◆ GIVEN TASK
Work out how many lines of the listing hold the string "FFFFFF". Answer with that number alone.

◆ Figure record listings

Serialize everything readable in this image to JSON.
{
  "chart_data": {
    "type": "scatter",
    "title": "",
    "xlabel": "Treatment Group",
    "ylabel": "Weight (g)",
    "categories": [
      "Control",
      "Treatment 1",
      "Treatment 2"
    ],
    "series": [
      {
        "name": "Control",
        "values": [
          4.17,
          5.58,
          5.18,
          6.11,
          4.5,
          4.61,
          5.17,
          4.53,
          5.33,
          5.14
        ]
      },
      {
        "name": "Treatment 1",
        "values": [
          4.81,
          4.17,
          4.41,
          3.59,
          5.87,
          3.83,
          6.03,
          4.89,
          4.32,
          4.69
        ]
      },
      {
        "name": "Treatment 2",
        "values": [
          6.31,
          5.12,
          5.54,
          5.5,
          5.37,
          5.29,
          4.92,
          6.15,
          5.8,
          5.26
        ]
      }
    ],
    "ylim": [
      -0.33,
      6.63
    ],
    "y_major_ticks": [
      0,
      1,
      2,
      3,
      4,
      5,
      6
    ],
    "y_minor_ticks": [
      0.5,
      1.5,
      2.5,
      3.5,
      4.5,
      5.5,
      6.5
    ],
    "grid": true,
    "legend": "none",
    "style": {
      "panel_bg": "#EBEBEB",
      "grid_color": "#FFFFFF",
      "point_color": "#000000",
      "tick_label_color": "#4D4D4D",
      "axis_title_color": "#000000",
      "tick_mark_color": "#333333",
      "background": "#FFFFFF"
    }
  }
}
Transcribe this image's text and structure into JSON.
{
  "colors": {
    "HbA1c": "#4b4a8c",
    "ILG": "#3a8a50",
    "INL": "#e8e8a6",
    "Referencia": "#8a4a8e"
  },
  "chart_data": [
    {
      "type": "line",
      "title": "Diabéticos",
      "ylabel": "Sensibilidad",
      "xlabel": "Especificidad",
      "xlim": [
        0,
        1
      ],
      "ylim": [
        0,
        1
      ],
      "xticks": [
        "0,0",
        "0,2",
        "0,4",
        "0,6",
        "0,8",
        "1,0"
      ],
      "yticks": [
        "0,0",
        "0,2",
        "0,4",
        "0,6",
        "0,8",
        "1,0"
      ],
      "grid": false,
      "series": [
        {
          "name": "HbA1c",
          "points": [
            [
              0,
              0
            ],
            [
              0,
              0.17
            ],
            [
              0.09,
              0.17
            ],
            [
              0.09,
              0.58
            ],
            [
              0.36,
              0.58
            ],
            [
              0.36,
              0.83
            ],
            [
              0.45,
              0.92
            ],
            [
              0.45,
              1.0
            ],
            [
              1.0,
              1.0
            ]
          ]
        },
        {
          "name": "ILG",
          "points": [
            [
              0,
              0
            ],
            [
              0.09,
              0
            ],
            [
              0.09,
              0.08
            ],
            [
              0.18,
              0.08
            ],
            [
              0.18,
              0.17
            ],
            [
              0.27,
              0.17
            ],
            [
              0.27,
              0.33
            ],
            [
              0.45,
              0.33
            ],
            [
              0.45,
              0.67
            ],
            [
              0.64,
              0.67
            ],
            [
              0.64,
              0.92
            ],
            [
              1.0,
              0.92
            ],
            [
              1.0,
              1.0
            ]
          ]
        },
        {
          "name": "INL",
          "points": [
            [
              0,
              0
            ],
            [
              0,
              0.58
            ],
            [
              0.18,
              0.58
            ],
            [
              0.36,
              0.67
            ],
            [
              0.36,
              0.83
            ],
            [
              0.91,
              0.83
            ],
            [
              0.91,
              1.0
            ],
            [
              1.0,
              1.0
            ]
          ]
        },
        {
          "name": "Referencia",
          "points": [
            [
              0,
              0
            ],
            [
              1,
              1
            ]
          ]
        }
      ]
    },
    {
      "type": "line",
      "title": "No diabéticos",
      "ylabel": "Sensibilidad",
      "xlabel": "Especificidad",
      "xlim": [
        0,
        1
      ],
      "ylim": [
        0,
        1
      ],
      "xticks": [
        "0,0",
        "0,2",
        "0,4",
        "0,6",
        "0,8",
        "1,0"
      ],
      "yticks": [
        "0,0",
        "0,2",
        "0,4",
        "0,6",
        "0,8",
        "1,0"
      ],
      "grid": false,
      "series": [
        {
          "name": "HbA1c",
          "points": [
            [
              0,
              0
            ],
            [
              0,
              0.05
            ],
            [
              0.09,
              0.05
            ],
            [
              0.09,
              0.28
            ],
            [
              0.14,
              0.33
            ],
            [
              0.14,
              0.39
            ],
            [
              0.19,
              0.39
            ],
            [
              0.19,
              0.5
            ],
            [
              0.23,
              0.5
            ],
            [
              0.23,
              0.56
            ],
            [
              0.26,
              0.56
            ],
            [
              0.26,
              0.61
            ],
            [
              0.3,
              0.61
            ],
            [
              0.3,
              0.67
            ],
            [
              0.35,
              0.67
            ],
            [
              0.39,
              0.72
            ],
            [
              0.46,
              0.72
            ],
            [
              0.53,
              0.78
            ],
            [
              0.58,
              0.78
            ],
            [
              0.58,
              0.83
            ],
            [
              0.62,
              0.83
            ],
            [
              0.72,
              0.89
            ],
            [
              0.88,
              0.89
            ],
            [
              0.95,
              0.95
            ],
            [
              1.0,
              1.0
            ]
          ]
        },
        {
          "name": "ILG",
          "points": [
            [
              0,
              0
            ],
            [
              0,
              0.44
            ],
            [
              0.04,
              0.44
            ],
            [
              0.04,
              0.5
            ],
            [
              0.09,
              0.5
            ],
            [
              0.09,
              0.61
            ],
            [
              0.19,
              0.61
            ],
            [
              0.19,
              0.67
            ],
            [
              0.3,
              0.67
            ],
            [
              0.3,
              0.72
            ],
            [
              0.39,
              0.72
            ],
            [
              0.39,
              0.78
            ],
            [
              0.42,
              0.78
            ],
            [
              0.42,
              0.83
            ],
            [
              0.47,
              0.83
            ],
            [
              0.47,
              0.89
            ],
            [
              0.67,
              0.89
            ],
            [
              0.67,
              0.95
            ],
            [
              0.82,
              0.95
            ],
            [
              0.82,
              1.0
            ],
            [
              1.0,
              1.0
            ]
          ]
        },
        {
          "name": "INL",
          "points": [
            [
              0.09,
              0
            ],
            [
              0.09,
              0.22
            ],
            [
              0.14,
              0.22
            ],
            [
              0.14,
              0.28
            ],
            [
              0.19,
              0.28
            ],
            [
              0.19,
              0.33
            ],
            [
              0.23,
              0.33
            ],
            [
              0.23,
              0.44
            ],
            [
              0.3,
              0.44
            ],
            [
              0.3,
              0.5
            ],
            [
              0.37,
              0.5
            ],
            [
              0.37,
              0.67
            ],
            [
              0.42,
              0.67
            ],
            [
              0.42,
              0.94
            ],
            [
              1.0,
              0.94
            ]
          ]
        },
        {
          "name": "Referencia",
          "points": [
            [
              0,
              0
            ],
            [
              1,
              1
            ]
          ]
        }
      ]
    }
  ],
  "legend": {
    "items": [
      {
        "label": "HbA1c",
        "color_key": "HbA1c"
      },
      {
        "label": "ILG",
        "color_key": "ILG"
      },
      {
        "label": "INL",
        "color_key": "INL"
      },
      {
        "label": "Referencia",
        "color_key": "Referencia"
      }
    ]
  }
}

◆ COMPLETE OUTPUT
2